__Task prompt__. Copy out the whole listing exactly as written, leaving the pictures behind.

__Materials provided__.
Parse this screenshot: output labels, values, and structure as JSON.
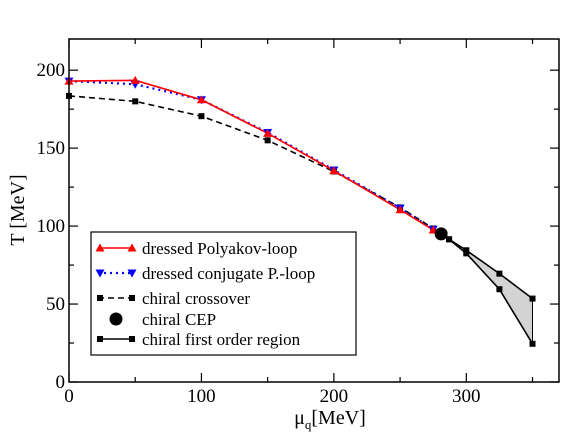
{
  "chart_data": {
    "type": "line",
    "xlabel_main": "μ",
    "xlabel_sub": "q",
    "xlabel_rest": "[MeV]",
    "ylabel": "T [MeV]",
    "xlim": [
      0,
      370
    ],
    "ylim": [
      0,
      220
    ],
    "xticks": [
      0,
      100,
      200,
      300
    ],
    "yticks": [
      0,
      50,
      100,
      150,
      200
    ],
    "xminor": 50,
    "yminor": 25,
    "grid": false,
    "legend_position": "lower-left",
    "series": [
      {
        "name": "dressed Polyakov-loop",
        "color": "#ff0000",
        "dash": "solid",
        "marker": "triangle-up",
        "x": [
          0,
          50,
          100,
          150,
          200,
          250,
          275
        ],
        "y": [
          193,
          193.5,
          181,
          159.5,
          135.5,
          110.5,
          97.5
        ]
      },
      {
        "name": "dressed conjugate P.-loop",
        "color": "#0000ff",
        "dash": "dotted",
        "marker": "triangle-down",
        "x": [
          0,
          50,
          100,
          150,
          200,
          250,
          275
        ],
        "y": [
          193,
          191,
          181,
          160,
          136,
          111.5,
          98
        ]
      },
      {
        "name": "chiral crossover",
        "color": "#000000",
        "dash": "dashed",
        "marker": "square",
        "x": [
          0,
          50,
          100,
          150,
          200,
          250,
          275
        ],
        "y": [
          183.5,
          180,
          170.5,
          155,
          135,
          112,
          98.5
        ]
      },
      {
        "name": "chiral CEP",
        "color": "#000000",
        "dash": "none",
        "marker": "circle",
        "x": [
          281
        ],
        "y": [
          95
        ]
      },
      {
        "name": "chiral first order region",
        "color": "#000000",
        "dash": "solid",
        "marker": "square",
        "shade": "#d3d3d3",
        "upper": {
          "x": [
            281,
            287,
            300,
            325,
            350
          ],
          "y": [
            95,
            91.5,
            84.5,
            69.5,
            53.5
          ]
        },
        "lower": {
          "x": [
            281,
            287,
            300,
            325,
            350
          ],
          "y": [
            95,
            91.5,
            82.5,
            59.5,
            24.5
          ]
        }
      }
    ]
  }
}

__Response to this task__.
Parse this screenshot: output labels, values, and structure as JSON.
{
  "chart_data": {
    "type": "line",
    "xlabel_main": "μ",
    "xlabel_sub": "q",
    "xlabel_rest": "[MeV]",
    "ylabel": "T [MeV]",
    "xlim": [
      0,
      370
    ],
    "ylim": [
      0,
      220
    ],
    "xticks": [
      0,
      100,
      200,
      300
    ],
    "yticks": [
      0,
      50,
      100,
      150,
      200
    ],
    "xminor": 50,
    "yminor": 25,
    "grid": false,
    "legend_position": "lower-left",
    "series": [
      {
        "name": "dressed Polyakov-loop",
        "color": "#ff0000",
        "dash": "solid",
        "marker": "triangle-up",
        "x": [
          0,
          50,
          100,
          150,
          200,
          250,
          275
        ],
        "y": [
          193,
          193.5,
          181,
          159.5,
          135.5,
          110.5,
          97.5
        ]
      },
      {
        "name": "dressed conjugate P.-loop",
        "color": "#0000ff",
        "dash": "dotted",
        "marker": "triangle-down",
        "x": [
          0,
          50,
          100,
          150,
          200,
          250,
          275
        ],
        "y": [
          193,
          191,
          181,
          160,
          136,
          111.5,
          98
        ]
      },
      {
        "name": "chiral crossover",
        "color": "#000000",
        "dash": "dashed",
        "marker": "square",
        "x": [
          0,
          50,
          100,
          150,
          200,
          250,
          275
        ],
        "y": [
          183.5,
          180,
          170.5,
          155,
          135,
          112,
          98.5
        ]
      },
      {
        "name": "chiral CEP",
        "color": "#000000",
        "dash": "none",
        "marker": "circle",
        "x": [
          281
        ],
        "y": [
          95
        ]
      },
      {
        "name": "chiral first order region",
        "color": "#000000",
        "dash": "solid",
        "marker": "square",
        "shade": "#d3d3d3",
        "upper": {
          "x": [
            281,
            287,
            300,
            325,
            350
          ],
          "y": [
            95,
            91.5,
            84.5,
            69.5,
            53.5
          ]
        },
        "lower": {
          "x": [
            281,
            287,
            300,
            325,
            350
          ],
          "y": [
            95,
            91.5,
            82.5,
            59.5,
            24.5
          ]
        }
      }
    ]
  }
}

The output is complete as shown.